▶ Set exercise:
Your task is to gather the lines below that hold the string "Velocity".

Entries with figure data
►
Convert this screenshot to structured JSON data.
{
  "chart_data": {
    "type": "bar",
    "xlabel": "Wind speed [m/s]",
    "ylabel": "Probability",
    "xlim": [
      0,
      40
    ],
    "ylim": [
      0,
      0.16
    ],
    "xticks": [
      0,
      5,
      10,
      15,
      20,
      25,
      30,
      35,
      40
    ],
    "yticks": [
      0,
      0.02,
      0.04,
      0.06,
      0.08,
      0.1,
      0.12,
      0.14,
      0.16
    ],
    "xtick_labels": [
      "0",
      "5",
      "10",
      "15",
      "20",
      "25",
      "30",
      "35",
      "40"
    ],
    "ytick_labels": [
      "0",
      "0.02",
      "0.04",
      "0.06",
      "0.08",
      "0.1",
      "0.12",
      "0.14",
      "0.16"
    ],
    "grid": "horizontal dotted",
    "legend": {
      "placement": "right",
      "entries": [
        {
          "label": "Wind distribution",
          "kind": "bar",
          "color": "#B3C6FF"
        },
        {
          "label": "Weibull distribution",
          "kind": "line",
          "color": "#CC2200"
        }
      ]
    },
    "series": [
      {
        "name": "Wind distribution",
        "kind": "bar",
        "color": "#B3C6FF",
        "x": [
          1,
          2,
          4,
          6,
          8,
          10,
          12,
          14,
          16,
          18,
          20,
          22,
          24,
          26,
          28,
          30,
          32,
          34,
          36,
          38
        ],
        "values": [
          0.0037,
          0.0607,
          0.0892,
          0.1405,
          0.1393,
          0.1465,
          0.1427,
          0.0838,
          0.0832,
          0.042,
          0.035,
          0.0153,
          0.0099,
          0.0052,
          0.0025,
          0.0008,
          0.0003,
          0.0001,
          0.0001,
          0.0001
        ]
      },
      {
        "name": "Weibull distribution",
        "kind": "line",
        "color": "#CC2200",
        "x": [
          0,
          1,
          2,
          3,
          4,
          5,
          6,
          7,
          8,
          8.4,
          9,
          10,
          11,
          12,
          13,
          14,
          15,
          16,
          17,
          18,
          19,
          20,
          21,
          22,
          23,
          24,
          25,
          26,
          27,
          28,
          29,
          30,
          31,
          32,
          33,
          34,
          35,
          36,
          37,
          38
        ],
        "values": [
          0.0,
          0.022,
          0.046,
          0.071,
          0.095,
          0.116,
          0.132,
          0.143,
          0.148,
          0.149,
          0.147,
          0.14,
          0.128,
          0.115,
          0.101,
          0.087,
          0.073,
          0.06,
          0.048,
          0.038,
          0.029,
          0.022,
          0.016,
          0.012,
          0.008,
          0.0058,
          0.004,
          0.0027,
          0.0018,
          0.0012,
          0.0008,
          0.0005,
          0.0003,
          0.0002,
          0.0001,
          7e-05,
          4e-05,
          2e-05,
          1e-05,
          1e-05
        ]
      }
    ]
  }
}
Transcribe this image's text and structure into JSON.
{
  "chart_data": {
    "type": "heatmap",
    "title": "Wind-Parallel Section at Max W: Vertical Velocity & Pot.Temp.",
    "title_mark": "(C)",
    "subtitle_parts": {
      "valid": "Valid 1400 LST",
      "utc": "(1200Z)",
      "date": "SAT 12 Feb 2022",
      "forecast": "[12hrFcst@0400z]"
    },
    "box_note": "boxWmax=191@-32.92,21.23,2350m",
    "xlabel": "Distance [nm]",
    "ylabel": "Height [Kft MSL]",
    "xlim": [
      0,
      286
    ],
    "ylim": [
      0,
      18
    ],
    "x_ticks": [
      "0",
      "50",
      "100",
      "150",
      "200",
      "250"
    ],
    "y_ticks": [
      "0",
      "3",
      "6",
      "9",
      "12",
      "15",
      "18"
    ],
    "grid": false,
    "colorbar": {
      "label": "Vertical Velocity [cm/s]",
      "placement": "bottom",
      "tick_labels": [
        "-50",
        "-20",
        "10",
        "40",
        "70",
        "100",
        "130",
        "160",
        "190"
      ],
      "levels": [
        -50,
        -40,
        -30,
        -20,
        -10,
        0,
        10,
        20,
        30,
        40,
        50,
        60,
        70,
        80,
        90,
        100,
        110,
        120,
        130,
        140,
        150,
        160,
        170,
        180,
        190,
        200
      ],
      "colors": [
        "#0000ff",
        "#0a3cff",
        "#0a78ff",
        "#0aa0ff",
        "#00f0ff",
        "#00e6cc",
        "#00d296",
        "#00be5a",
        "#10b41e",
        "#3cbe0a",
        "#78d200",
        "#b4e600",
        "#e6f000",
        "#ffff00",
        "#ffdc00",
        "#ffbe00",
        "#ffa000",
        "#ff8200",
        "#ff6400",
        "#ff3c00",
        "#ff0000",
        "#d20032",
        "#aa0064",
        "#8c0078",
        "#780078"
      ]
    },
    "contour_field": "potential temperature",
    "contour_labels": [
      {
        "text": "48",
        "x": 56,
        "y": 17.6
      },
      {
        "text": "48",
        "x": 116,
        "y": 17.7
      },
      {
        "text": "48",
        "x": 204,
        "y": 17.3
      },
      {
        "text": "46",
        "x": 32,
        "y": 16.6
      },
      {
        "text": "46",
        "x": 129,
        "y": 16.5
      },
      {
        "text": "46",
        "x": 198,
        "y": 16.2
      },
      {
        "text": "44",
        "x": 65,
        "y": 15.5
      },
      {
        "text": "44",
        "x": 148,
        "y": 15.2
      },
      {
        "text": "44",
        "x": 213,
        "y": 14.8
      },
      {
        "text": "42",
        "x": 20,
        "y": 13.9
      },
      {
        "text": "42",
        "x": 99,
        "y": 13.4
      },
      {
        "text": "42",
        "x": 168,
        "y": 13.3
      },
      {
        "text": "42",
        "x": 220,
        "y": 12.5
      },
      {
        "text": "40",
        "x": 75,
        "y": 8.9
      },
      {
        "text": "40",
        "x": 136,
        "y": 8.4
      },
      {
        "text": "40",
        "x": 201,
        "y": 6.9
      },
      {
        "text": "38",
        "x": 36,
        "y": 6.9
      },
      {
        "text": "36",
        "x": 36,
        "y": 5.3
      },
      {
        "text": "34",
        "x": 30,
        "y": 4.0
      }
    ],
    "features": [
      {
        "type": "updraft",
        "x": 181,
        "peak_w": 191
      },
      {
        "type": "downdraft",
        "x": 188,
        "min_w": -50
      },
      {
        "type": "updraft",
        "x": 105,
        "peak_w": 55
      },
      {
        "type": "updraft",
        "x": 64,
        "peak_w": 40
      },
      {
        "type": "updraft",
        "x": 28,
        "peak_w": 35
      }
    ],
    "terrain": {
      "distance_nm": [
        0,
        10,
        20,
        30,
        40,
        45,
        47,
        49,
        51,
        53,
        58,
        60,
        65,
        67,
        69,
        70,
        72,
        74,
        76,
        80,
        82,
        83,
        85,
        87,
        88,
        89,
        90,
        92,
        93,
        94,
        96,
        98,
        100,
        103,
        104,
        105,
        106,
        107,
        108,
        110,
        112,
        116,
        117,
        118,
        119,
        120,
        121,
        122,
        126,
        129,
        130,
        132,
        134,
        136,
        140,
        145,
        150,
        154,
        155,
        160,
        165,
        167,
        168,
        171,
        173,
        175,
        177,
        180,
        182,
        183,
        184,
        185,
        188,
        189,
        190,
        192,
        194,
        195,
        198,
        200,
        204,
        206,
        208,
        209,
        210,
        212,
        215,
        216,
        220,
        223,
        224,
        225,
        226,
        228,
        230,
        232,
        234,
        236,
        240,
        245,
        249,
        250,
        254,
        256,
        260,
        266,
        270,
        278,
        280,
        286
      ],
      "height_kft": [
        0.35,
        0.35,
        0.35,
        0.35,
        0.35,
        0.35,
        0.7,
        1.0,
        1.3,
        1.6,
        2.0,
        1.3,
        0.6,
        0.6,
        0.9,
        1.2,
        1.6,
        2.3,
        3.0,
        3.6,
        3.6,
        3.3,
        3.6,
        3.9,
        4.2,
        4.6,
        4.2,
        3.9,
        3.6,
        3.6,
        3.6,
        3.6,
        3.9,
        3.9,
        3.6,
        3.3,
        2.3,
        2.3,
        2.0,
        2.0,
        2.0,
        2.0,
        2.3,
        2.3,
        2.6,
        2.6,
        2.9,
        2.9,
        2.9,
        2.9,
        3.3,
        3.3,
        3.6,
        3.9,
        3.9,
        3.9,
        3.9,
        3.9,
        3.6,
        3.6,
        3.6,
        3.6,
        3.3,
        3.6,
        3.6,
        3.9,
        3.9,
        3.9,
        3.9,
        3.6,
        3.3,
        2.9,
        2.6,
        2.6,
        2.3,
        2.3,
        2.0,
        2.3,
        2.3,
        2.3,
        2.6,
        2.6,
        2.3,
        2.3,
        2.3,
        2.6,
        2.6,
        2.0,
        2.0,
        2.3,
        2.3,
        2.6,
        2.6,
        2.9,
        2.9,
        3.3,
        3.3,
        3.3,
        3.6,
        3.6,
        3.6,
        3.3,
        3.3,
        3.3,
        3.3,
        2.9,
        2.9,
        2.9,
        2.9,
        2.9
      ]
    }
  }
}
◄
▶ Task output:
    "title": "Wind-Parallel Section at Max W: Vertical Velocity & Pot.Temp.",
      "label": "Vertical Velocity [cm/s]",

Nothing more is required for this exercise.